Collected data

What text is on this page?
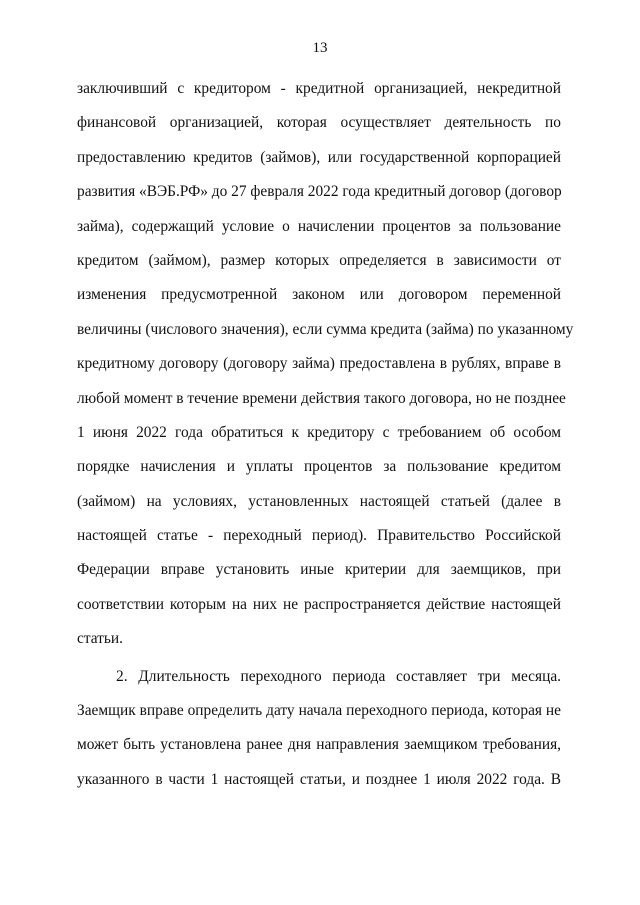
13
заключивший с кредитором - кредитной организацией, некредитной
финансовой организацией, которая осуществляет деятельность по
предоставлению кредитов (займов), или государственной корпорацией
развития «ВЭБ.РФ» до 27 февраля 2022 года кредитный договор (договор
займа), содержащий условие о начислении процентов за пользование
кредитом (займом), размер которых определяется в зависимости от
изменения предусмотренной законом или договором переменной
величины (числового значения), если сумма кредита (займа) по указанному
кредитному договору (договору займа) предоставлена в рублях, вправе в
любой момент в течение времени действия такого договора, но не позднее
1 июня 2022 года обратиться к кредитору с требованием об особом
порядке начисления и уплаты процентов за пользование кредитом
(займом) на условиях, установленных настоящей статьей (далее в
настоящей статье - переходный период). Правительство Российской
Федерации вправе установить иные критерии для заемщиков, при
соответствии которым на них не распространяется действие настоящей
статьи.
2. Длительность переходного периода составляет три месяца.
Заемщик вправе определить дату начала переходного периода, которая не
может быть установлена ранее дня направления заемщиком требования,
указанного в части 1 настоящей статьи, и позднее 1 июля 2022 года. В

■ **What needs to be done**
Among the lines of the listing, how many hold the string "периода"? Respond with only the number.

■ **Exercise answer**
2